What you need to do
1) Revise the passage on the Word from the words "You are not here to find" through the words "never outside you.", replacing "corridors" with "hallways" wherever it occurs.
2) From the listing, pull out every line that contains the string "bottom", matching case exactly.

[Start Text block]

V. The Word That Created Everything

The traditions that have looked most carefully at this problem arrive at the same answer through different doors.

In the beginning was the Word, and the Word was with God, and the Word was God. The same was in the beginning with God. All things were made by him; and without him was not any thing made that was made. And the Word was made flesh, and dwelt among us.

John 1:1–3, 14 — King James Version

The Logos. The Word. The creative principle behind existence itself — the vibrational presence that the Vedic traditions call Shabd, Anhad Naad, the unstruck sound. What the Sufi traditions call Kalam-i-Ilahi. What the contemplative traditions across cultures, without coordination, have pointed toward as the fundamental substrate of what is real.

If the Word made everything — if everything that exists is an expression of this single creative sound — then you are not a small thing passing through a large world. You are the Word in form. The same substance as everything you have been trying to reach.

The duality must dissolve. The sense of being a separate self looking out at a world that needs to be seen, experienced, traveled through — that sense is the source of the longing. And no accumulation of experiences resolves it, because accumulation operates within the duality. More experiences for the self that feels separate. The self that feels separate remains.

What the contemplative path offers is not more experience. It is the dissolution of the experiencer’s sense of exile. When attention finds the Sound Current — when the practitioner makes contact with the Word that is already present, that has always been present — the dying wish to see everything, to be part of everything, to finally feel connected, finds its answer. Not because you have now seen everything, but because you have recognized that you are everything.

The raindrop does not need to travel the ocean. The raindrop is the ocean that has taken a temporary form. And when it merges back, you cannot extract it. You cannot point to it and say: there it is, separate again. It is gone into what it always was.

You are not here to find the perfect city. You are not here to accumulate the perfect collection of places. You are here to recognize what you already are.

The bubble will always be a bubble. The corridors will always be corridors. The glass will always be glass — until you step out of the vehicle entirely and discover that the world you were trying to reach was never outside you.

You are the raindrop. The ocean was never separate from you.

[End Text block]
[Start Provided data]

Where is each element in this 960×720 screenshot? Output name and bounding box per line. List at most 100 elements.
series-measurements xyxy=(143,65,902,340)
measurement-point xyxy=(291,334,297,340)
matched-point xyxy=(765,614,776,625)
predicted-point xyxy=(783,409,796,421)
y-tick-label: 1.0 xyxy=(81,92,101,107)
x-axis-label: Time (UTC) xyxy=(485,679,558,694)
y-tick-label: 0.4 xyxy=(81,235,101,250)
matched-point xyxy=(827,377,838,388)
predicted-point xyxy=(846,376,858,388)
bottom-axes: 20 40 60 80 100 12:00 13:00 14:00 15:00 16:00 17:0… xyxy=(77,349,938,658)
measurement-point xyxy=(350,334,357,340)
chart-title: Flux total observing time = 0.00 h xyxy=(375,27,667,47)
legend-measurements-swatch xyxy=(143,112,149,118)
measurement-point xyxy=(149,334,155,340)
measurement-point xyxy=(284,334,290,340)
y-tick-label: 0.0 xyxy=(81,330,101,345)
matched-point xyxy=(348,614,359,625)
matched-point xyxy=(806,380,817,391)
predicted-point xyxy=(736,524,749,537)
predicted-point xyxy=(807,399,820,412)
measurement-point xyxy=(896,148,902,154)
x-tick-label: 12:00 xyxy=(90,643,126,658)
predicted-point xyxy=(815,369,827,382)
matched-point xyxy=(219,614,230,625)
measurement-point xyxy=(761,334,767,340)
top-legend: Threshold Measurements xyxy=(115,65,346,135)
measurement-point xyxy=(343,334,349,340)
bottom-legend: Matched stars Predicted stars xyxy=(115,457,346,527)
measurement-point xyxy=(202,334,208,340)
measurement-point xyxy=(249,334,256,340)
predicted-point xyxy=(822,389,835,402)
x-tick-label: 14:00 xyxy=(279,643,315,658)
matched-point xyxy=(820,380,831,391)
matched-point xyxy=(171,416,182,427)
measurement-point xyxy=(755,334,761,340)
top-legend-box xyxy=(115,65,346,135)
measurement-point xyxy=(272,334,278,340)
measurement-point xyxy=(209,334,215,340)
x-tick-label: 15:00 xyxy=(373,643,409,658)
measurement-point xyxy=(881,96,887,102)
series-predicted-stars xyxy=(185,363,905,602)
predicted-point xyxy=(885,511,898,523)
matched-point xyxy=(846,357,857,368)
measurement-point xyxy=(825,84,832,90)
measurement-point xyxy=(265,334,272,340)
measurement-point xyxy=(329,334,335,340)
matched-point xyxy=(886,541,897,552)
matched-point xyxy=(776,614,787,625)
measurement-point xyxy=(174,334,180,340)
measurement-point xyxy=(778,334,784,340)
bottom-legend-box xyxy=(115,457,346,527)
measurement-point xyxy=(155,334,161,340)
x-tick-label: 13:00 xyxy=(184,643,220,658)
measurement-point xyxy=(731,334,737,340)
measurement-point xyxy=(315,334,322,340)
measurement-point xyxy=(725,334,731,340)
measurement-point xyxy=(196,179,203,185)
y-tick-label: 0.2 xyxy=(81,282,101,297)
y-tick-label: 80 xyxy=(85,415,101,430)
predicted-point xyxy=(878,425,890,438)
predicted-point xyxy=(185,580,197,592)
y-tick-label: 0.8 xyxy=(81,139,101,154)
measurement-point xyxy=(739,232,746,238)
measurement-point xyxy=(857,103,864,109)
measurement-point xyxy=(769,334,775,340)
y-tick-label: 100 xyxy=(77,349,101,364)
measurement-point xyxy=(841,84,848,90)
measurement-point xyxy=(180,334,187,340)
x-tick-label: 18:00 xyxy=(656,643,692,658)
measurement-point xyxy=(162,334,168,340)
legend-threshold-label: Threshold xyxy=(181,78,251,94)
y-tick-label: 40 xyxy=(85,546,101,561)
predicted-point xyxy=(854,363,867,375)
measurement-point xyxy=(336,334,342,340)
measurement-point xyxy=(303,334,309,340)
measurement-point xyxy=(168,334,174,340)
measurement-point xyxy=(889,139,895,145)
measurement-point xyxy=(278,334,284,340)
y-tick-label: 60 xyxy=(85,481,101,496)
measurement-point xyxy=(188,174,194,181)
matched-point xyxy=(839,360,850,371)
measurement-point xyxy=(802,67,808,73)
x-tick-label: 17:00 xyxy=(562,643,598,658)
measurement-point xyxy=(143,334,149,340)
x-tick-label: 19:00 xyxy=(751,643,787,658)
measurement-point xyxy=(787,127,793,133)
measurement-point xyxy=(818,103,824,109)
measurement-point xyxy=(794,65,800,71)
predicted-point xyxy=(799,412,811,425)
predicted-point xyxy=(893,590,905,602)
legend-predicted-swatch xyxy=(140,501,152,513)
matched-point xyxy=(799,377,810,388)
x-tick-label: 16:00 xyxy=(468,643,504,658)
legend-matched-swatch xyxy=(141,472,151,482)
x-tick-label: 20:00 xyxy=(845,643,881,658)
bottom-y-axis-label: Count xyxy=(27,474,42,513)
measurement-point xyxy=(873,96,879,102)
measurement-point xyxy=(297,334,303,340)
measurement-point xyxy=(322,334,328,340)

[End Provided data]

Solutions below
1)
You are not here to find the perfect city. You are not here to accumulate the perfect collection of places. You are here to recognize what you already are.

The bubble will always be a bubble. The hallways will always be hallways. The glass will always be glass — until you step out of the vehicle entirely and discover that the world you were trying to reach was never outside you.

2)
bottom-axes: 20 40 60 80 100 12:00 13:00 14:00 15:00 16:00 17:0… xyxy=(77,349,938,658)
bottom-legend: Matched stars Predicted stars xyxy=(115,457,346,527)
bottom-legend-box xyxy=(115,457,346,527)
bottom-y-axis-label: Count xyxy=(27,474,42,513)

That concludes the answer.